--- GIVEN INSTRUCTION ---
Tally the lines holding "text" and state only that figure.

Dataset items
---

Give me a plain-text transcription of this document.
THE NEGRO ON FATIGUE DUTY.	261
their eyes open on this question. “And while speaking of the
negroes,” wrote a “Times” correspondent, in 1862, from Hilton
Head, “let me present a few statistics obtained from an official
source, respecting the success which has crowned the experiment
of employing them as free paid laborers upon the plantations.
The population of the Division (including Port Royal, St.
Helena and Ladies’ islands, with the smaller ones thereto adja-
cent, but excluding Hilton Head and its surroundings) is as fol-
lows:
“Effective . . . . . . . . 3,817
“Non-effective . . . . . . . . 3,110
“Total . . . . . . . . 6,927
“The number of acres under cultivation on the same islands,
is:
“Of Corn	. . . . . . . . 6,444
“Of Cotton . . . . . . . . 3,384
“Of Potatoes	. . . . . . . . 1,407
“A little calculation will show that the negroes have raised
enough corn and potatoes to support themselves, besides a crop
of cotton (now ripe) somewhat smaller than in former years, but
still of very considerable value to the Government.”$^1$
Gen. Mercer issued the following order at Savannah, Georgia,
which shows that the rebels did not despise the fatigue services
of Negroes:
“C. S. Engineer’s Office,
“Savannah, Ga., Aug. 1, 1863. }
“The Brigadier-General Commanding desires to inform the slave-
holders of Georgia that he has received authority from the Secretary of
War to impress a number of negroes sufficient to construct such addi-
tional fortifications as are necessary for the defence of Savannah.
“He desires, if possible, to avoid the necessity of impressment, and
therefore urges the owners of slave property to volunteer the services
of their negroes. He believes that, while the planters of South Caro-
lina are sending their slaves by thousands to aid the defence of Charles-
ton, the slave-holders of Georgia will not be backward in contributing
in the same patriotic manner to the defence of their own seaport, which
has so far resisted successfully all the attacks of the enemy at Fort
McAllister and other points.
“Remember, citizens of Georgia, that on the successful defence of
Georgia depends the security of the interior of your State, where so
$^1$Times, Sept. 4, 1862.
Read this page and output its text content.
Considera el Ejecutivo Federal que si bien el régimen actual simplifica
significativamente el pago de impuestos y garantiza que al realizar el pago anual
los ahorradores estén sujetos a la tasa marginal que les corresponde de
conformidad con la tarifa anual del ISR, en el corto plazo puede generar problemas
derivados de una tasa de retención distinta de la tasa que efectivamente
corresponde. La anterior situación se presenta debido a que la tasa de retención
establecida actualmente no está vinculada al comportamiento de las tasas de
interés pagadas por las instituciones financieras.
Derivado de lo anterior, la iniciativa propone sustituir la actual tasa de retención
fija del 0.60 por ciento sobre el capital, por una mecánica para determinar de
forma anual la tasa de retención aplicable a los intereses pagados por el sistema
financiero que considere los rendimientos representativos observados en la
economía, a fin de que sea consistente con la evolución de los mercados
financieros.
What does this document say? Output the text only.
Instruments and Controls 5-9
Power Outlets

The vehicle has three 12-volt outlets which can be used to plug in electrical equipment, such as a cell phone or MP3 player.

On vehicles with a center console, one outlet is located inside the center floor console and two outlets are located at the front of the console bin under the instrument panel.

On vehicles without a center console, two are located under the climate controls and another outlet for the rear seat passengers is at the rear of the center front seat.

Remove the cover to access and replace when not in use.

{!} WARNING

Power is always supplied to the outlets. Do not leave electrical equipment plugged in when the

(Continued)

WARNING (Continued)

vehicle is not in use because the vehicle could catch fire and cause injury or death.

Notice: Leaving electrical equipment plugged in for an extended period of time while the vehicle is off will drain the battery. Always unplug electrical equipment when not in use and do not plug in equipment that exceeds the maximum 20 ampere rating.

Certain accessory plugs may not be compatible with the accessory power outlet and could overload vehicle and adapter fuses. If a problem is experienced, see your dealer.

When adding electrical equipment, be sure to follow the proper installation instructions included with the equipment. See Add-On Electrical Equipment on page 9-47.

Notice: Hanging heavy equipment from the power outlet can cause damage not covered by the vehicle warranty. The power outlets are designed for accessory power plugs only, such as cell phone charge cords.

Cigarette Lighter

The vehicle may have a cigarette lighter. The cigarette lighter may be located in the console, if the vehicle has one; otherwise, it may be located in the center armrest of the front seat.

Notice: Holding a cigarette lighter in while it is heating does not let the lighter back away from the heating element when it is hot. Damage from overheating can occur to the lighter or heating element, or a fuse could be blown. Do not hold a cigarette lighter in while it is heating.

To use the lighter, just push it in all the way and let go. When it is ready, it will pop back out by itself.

---

--- SOLUTION FOR THIS TASK ---
3